(Data extracted from a collection)
···
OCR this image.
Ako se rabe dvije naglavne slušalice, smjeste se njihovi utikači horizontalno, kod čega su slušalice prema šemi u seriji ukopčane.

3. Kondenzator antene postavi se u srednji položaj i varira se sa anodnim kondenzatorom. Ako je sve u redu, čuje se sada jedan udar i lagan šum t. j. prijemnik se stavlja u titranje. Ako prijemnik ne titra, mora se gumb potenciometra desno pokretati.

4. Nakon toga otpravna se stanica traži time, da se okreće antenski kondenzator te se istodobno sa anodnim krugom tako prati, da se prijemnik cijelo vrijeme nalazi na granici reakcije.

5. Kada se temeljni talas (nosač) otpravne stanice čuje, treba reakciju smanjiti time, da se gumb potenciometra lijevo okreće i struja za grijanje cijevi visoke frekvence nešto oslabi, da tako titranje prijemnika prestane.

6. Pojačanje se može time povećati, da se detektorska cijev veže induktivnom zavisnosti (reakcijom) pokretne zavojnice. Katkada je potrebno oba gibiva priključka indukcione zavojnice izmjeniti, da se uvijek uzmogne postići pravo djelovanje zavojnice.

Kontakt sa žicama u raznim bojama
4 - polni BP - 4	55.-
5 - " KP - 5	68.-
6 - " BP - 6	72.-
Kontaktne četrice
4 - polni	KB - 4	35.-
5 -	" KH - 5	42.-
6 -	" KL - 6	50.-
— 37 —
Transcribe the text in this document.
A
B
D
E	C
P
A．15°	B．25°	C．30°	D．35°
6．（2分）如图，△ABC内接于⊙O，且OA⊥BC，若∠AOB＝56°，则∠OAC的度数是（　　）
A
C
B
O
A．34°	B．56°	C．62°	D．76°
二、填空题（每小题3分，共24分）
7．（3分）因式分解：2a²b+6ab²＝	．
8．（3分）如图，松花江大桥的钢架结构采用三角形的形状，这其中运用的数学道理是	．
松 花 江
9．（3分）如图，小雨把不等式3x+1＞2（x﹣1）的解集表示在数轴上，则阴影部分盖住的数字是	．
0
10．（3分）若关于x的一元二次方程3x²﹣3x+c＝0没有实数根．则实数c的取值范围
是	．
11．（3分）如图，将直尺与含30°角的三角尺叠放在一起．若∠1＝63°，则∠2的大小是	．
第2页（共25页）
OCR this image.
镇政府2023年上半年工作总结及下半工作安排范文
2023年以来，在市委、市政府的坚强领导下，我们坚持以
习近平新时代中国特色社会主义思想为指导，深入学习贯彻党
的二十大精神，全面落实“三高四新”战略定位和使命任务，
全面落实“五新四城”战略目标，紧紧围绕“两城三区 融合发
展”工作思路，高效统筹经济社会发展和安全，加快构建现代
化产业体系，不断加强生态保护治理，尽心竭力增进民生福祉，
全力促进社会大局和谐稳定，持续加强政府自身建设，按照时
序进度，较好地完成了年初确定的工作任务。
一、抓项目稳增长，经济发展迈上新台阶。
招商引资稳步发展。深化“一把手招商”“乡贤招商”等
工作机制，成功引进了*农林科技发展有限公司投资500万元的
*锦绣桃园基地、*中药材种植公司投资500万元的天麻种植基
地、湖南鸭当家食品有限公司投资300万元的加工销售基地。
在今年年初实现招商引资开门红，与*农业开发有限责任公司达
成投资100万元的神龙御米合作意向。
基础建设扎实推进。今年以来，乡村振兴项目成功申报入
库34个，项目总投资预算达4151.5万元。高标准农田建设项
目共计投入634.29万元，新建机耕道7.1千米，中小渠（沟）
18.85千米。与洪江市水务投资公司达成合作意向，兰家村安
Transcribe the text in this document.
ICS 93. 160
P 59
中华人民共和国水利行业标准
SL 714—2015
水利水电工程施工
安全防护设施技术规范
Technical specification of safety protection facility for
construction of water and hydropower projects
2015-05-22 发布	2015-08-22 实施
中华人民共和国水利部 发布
···
Stated task
Find the lines containing "okreće" and list every one of them.

Task result
4. Nakon toga otpravna se stanica traži time, da se okreće antenski kondenzator te se istodobno sa anodnim krugom tako prati, da se prijemnik cijelo vrijeme nalazi na granici reakcije.
5. Kada se temeljni talas (nosač) otpravne stanice čuje, treba reakciju smanjiti time, da se gumb potenciometra lijevo okreće i struja za grijanje cijevi visoke frekvence nešto oslabi, da tako titranje prijemnika prestane.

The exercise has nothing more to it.